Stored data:
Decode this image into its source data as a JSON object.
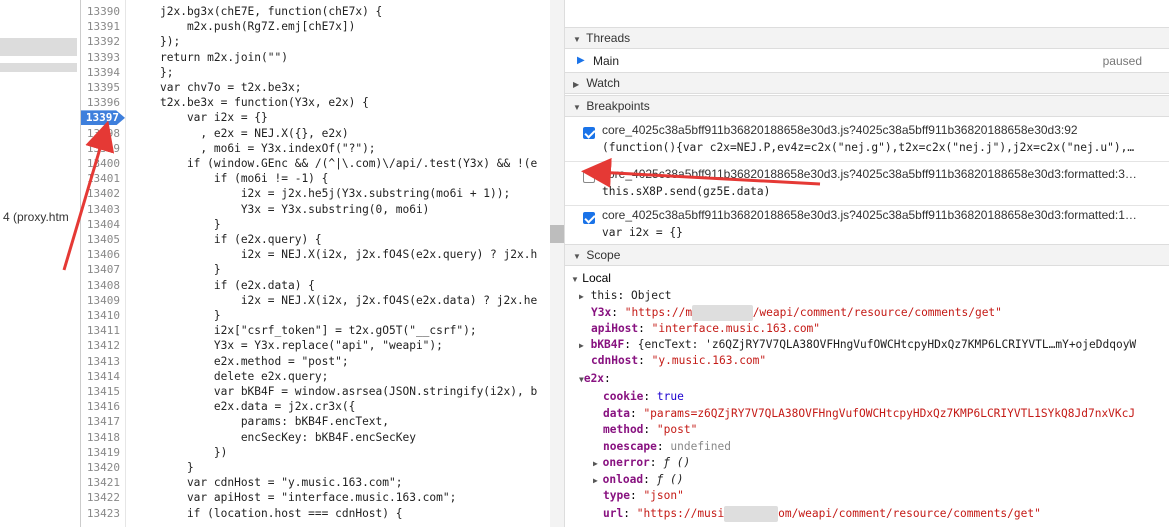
{
  "left_pane": {
    "file_label": "4 (proxy.htm"
  },
  "editor": {
    "lines": [
      {
        "n": "13390",
        "code": "j2x.bg3x(chE7E, function(chE7x) {"
      },
      {
        "n": "13391",
        "code": "    m2x.push(Rg7Z.emj[chE7x])"
      },
      {
        "n": "13392",
        "code": "});"
      },
      {
        "n": "13393",
        "code": "return m2x.join(\"\")"
      },
      {
        "n": "13394",
        "code": "};"
      },
      {
        "n": "13395",
        "code": "var chv7o = t2x.be3x;"
      },
      {
        "n": "13396",
        "code": "t2x.be3x = function(Y3x, e2x) {"
      },
      {
        "n": "13397",
        "code": "    var i2x = {}"
      },
      {
        "n": "13398",
        "code": "      , e2x = NEJ.X({}, e2x)"
      },
      {
        "n": "13399",
        "code": "      , mo6i = Y3x.indexOf(\"?\");"
      },
      {
        "n": "13400",
        "code": "    if (window.GEnc && /(^|\\.com)\\/api/.test(Y3x) && !(e"
      },
      {
        "n": "13401",
        "code": "        if (mo6i != -1) {"
      },
      {
        "n": "13402",
        "code": "            i2x = j2x.he5j(Y3x.substring(mo6i + 1));"
      },
      {
        "n": "13403",
        "code": "            Y3x = Y3x.substring(0, mo6i)"
      },
      {
        "n": "13404",
        "code": "        }"
      },
      {
        "n": "13405",
        "code": "        if (e2x.query) {"
      },
      {
        "n": "13406",
        "code": "            i2x = NEJ.X(i2x, j2x.fO4S(e2x.query) ? j2x.h"
      },
      {
        "n": "13407",
        "code": "        }"
      },
      {
        "n": "13408",
        "code": "        if (e2x.data) {"
      },
      {
        "n": "13409",
        "code": "            i2x = NEJ.X(i2x, j2x.fO4S(e2x.data) ? j2x.he"
      },
      {
        "n": "13410",
        "code": "        }"
      },
      {
        "n": "13411",
        "code": "        i2x[\"csrf_token\"] = t2x.gO5T(\"__csrf\");"
      },
      {
        "n": "13412",
        "code": "        Y3x = Y3x.replace(\"api\", \"weapi\");"
      },
      {
        "n": "13413",
        "code": "        e2x.method = \"post\";"
      },
      {
        "n": "13414",
        "code": "        delete e2x.query;"
      },
      {
        "n": "13415",
        "code": "        var bKB4F = window.asrsea(JSON.stringify(i2x), b"
      },
      {
        "n": "13416",
        "code": "        e2x.data = j2x.cr3x({"
      },
      {
        "n": "13417",
        "code": "            params: bKB4F.encText,"
      },
      {
        "n": "13418",
        "code": "            encSecKey: bKB4F.encSecKey"
      },
      {
        "n": "13419",
        "code": "        })"
      },
      {
        "n": "13420",
        "code": "    }"
      },
      {
        "n": "13421",
        "code": "    var cdnHost = \"y.music.163.com\";"
      },
      {
        "n": "13422",
        "code": "    var apiHost = \"interface.music.163.com\";"
      },
      {
        "n": "13423",
        "code": "    if (location.host === cdnHost) {"
      }
    ],
    "active_line": "13397"
  },
  "threads": {
    "header": "Threads",
    "main_label": "Main",
    "main_status": "paused"
  },
  "watch": {
    "header": "Watch"
  },
  "breakpoints": {
    "header": "Breakpoints",
    "items": [
      {
        "checked": true,
        "location": "core_4025c38a5bff911b36820188658e30d3.js?4025c38a5bff911b36820188658e30d3:92",
        "snippet": "(function(){var c2x=NEJ.P,ev4z=c2x(\"nej.g\"),t2x=c2x(\"nej.j\"),j2x=c2x(\"nej.u\"),…"
      },
      {
        "checked": false,
        "location": "core_4025c38a5bff911b36820188658e30d3.js?4025c38a5bff911b36820188658e30d3:formatted:3…",
        "snippet": "this.sX8P.send(gz5E.data)"
      },
      {
        "checked": true,
        "location": "core_4025c38a5bff911b36820188658e30d3.js?4025c38a5bff911b36820188658e30d3:formatted:1…",
        "snippet": "var i2x = {}"
      }
    ]
  },
  "scope": {
    "header": "Scope",
    "local_header": "Local",
    "this_row": {
      "key": "this",
      "value": "Object"
    },
    "y3x": {
      "key": "Y3x",
      "pre": "\"https://m",
      "post": "/weapi/comment/resource/comments/get\""
    },
    "apiHost": {
      "key": "apiHost",
      "value": "\"interface.music.163.com\""
    },
    "bKB4F": {
      "key": "bKB4F",
      "value": "{encText: 'z6QZjRY7V7QLA38OVFHngVufOWCHtcpyHDxQz7KMP6LCRIYVTL…mY+ojeDdqoyW"
    },
    "cdnHost": {
      "key": "cdnHost",
      "value": "\"y.music.163.com\""
    },
    "e2x": {
      "key": "e2x"
    },
    "e2x_props": [
      {
        "key": "cookie",
        "value": "true",
        "cls": "num",
        "arrow": false
      },
      {
        "key": "data",
        "value": "\"params=z6QZjRY7V7QLA38OVFHngVufOWCHtcpyHDxQz7KMP6LCRIYVTL1SYkQ8Jd7nxVKcJ",
        "cls": "str",
        "arrow": false
      },
      {
        "key": "method",
        "value": "\"post\"",
        "cls": "str",
        "arrow": false
      },
      {
        "key": "noescape",
        "value": "undefined",
        "cls": "u",
        "arrow": false
      },
      {
        "key": "onerror",
        "value": "ƒ ()",
        "cls": "fn",
        "arrow": true
      },
      {
        "key": "onload",
        "value": "ƒ ()",
        "cls": "fn",
        "arrow": true
      },
      {
        "key": "type",
        "value": "\"json\"",
        "cls": "str",
        "arrow": false
      }
    ],
    "url": {
      "key": "url",
      "pre": "\"https://musi",
      "post": "om/weapi/comment/resource/comments/get\""
    }
  },
  "colors": {
    "breakpoint": "#3e7fdc",
    "annotation": "#e53935",
    "checkbox": "#1a73e8"
  }
}
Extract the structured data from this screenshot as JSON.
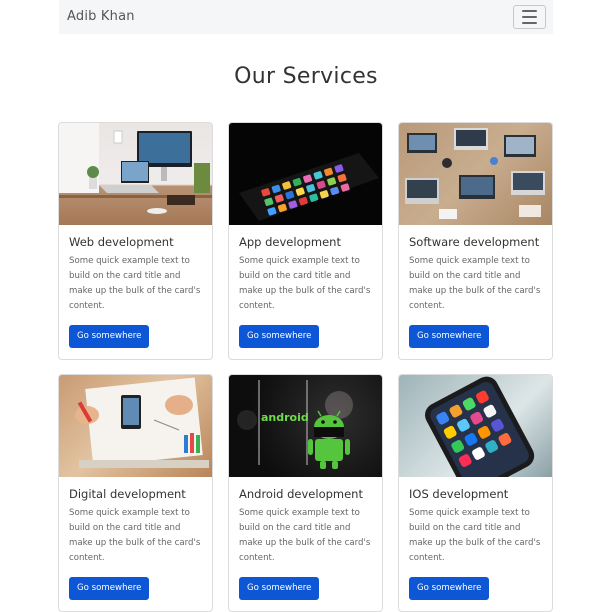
{
  "navbar": {
    "brand": "Adib Khan",
    "toggle_icon": "hamburger-menu-icon"
  },
  "page_title": "Our Services",
  "cards": [
    {
      "title": "Web development",
      "text": "Some quick example text to build on the card title and make up the bulk of the card's content.",
      "button": "Go somewhere",
      "image": "desk-workspace-image"
    },
    {
      "title": "App development",
      "text": "Some quick example text to build on the card title and make up the bulk of the card's content.",
      "button": "Go somewhere",
      "image": "smartphone-apps-image"
    },
    {
      "title": "Software development",
      "text": "Some quick example text to build on the card title and make up the bulk of the card's content.",
      "button": "Go somewhere",
      "image": "team-laptops-image"
    },
    {
      "title": "Digital development",
      "text": "Some quick example text to build on the card title and make up the bulk of the card's content.",
      "button": "Go somewhere",
      "image": "drawing-desk-image"
    },
    {
      "title": "Android development",
      "text": "Some quick example text to build on the card title and make up the bulk of the card's content.",
      "button": "Go somewhere",
      "image": "android-robot-image",
      "image_caption": "android"
    },
    {
      "title": "IOS development",
      "text": "Some quick example text to build on the card title and make up the bulk of the card's content.",
      "button": "Go somewhere",
      "image": "iphone-homescreen-image"
    }
  ],
  "colors": {
    "button": "#0d57d6",
    "navbar_bg": "#f5f6f8"
  }
}
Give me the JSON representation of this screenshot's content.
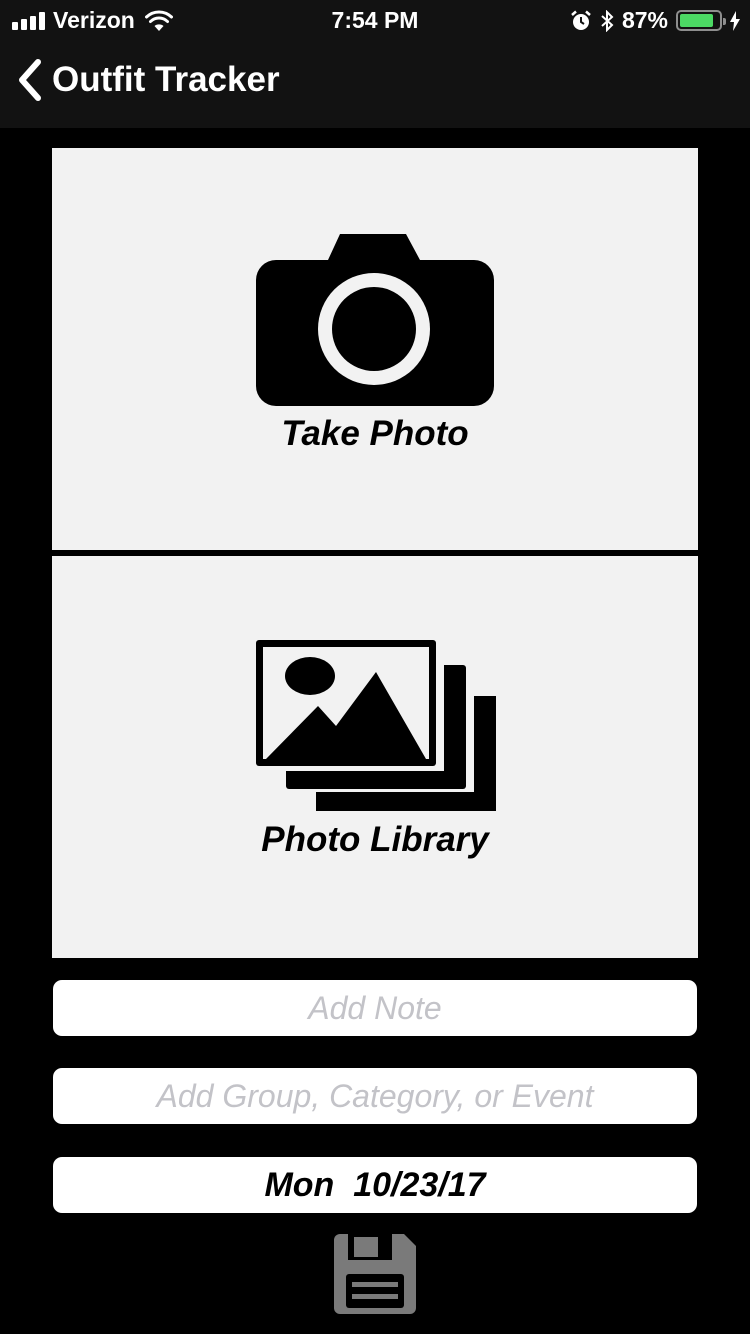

[Written exercise]
Transcribe every line from the records above without alteration, and leave out the images.

[Completed task]
Decode this image into its source data as a JSON object.
{
  "left_pane": {
    "file_label": "4 (proxy.htm"
  },
  "editor": {
    "lines": [
      {
        "n": "13390",
        "code": "j2x.bg3x(chE7E, function(chE7x) {"
      },
      {
        "n": "13391",
        "code": "    m2x.push(Rg7Z.emj[chE7x])"
      },
      {
        "n": "13392",
        "code": "});"
      },
      {
        "n": "13393",
        "code": "return m2x.join(\"\")"
      },
      {
        "n": "13394",
        "code": "};"
      },
      {
        "n": "13395",
        "code": "var chv7o = t2x.be3x;"
      },
      {
        "n": "13396",
        "code": "t2x.be3x = function(Y3x, e2x) {"
      },
      {
        "n": "13397",
        "code": "    var i2x = {}"
      },
      {
        "n": "13398",
        "code": "      , e2x = NEJ.X({}, e2x)"
      },
      {
        "n": "13399",
        "code": "      , mo6i = Y3x.indexOf(\"?\");"
      },
      {
        "n": "13400",
        "code": "    if (window.GEnc && /(^|\\.com)\\/api/.test(Y3x) && !(e"
      },
      {
        "n": "13401",
        "code": "        if (mo6i != -1) {"
      },
      {
        "n": "13402",
        "code": "            i2x = j2x.he5j(Y3x.substring(mo6i + 1));"
      },
      {
        "n": "13403",
        "code": "            Y3x = Y3x.substring(0, mo6i)"
      },
      {
        "n": "13404",
        "code": "        }"
      },
      {
        "n": "13405",
        "code": "        if (e2x.query) {"
      },
      {
        "n": "13406",
        "code": "            i2x = NEJ.X(i2x, j2x.fO4S(e2x.query) ? j2x.h"
      },
      {
        "n": "13407",
        "code": "        }"
      },
      {
        "n": "13408",
        "code": "        if (e2x.data) {"
      },
      {
        "n": "13409",
        "code": "            i2x = NEJ.X(i2x, j2x.fO4S(e2x.data) ? j2x.he"
      },
      {
        "n": "13410",
        "code": "        }"
      },
      {
        "n": "13411",
        "code": "        i2x[\"csrf_token\"] = t2x.gO5T(\"__csrf\");"
      },
      {
        "n": "13412",
        "code": "        Y3x = Y3x.replace(\"api\", \"weapi\");"
      },
      {
        "n": "13413",
        "code": "        e2x.method = \"post\";"
      },
      {
        "n": "13414",
        "code": "        delete e2x.query;"
      },
      {
        "n": "13415",
        "code": "        var bKB4F = window.asrsea(JSON.stringify(i2x), b"
      },
      {
        "n": "13416",
        "code": "        e2x.data = j2x.cr3x({"
      },
      {
        "n": "13417",
        "code": "            params: bKB4F.encText,"
      },
      {
        "n": "13418",
        "code": "            encSecKey: bKB4F.encSecKey"
      },
      {
        "n": "13419",
        "code": "        })"
      },
      {
        "n": "13420",
        "code": "    }"
      },
      {
        "n": "13421",
        "code": "    var cdnHost = \"y.music.163.com\";"
      },
      {
        "n": "13422",
        "code": "    var apiHost = \"interface.music.163.com\";"
      },
      {
        "n": "13423",
        "code": "    if (location.host === cdnHost) {"
      }
    ],
    "active_line": "13397"
  },
  "threads": {
    "header": "Threads",
    "main_label": "Main",
    "main_status": "paused"
  },
  "watch": {
    "header": "Watch"
  },
  "breakpoints": {
    "header": "Breakpoints",
    "items": [
      {
        "checked": true,
        "location": "core_4025c38a5bff911b36820188658e30d3.js?4025c38a5bff911b36820188658e30d3:92",
        "snippet": "(function(){var c2x=NEJ.P,ev4z=c2x(\"nej.g\"),t2x=c2x(\"nej.j\"),j2x=c2x(\"nej.u\"),…"
      },
      {
        "checked": false,
        "location": "core_4025c38a5bff911b36820188658e30d3.js?4025c38a5bff911b36820188658e30d3:formatted:3…",
        "snippet": "this.sX8P.send(gz5E.data)"
      },
      {
        "checked": true,
        "location": "core_4025c38a5bff911b36820188658e30d3.js?4025c38a5bff911b36820188658e30d3:formatted:1…",
        "snippet": "var i2x = {}"
      }
    ]
  },
  "scope": {
    "header": "Scope",
    "local_header": "Local",
    "this_row": {
      "key": "this",
      "value": "Object"
    },
    "y3x": {
      "key": "Y3x",
      "pre": "\"https://m",
      "post": "/weapi/comment/resource/comments/get\""
    },
    "apiHost": {
      "key": "apiHost",
      "value": "\"interface.music.163.com\""
    },
    "bKB4F": {
      "key": "bKB4F",
      "value": "{encText: 'z6QZjRY7V7QLA38OVFHngVufOWCHtcpyHDxQz7KMP6LCRIYVTL…mY+ojeDdqoyW"
    },
    "cdnHost": {
      "key": "cdnHost",
      "value": "\"y.music.163.com\""
    },
    "e2x": {
      "key": "e2x"
    },
    "e2x_props": [
      {
        "key": "cookie",
        "value": "true",
        "cls": "num",
        "arrow": false
      },
      {
        "key": "data",
        "value": "\"params=z6QZjRY7V7QLA38OVFHngVufOWCHtcpyHDxQz7KMP6LCRIYVTL1SYkQ8Jd7nxVKcJ",
        "cls": "str",
        "arrow": false
      },
      {
        "key": "method",
        "value": "\"post\"",
        "cls": "str",
        "arrow": false
      },
      {
        "key": "noescape",
        "value": "undefined",
        "cls": "u",
        "arrow": false
      },
      {
        "key": "onerror",
        "value": "ƒ ()",
        "cls": "fn",
        "arrow": true
      },
      {
        "key": "onload",
        "value": "ƒ ()",
        "cls": "fn",
        "arrow": true
      },
      {
        "key": "type",
        "value": "\"json\"",
        "cls": "str",
        "arrow": false
      }
    ],
    "url": {
      "key": "url",
      "pre": "\"https://musi",
      "post": "om/weapi/comment/resource/comments/get\""
    }
  },
  "colors": {
    "breakpoint": "#3e7fdc",
    "annotation": "#e53935",
    "checkbox": "#1a73e8"
  }
}
Extract the structured data from this screenshot as JSON.
{
  "navbar": {
    "brand": "Adib Khan",
    "toggle_icon": "hamburger-menu-icon"
  },
  "page_title": "Our Services",
  "cards": [
    {
      "title": "Web development",
      "text": "Some quick example text to build on the card title and make up the bulk of the card's content.",
      "button": "Go somewhere",
      "image": "desk-workspace-image"
    },
    {
      "title": "App development",
      "text": "Some quick example text to build on the card title and make up the bulk of the card's content.",
      "button": "Go somewhere",
      "image": "smartphone-apps-image"
    },
    {
      "title": "Software development",
      "text": "Some quick example text to build on the card title and make up the bulk of the card's content.",
      "button": "Go somewhere",
      "image": "team-laptops-image"
    },
    {
      "title": "Digital development",
      "text": "Some quick example text to build on the card title and make up the bulk of the card's content.",
      "button": "Go somewhere",
      "image": "drawing-desk-image"
    },
    {
      "title": "Android development",
      "text": "Some quick example text to build on the card title and make up the bulk of the card's content.",
      "button": "Go somewhere",
      "image": "android-robot-image",
      "image_caption": "android"
    },
    {
      "title": "IOS development",
      "text": "Some quick example text to build on the card title and make up the bulk of the card's content.",
      "button": "Go somewhere",
      "image": "iphone-homescreen-image"
    }
  ],
  "colors": {
    "button": "#0d57d6",
    "navbar_bg": "#f5f6f8"
  }
}
Give me the JSON representation of this screenshot's content.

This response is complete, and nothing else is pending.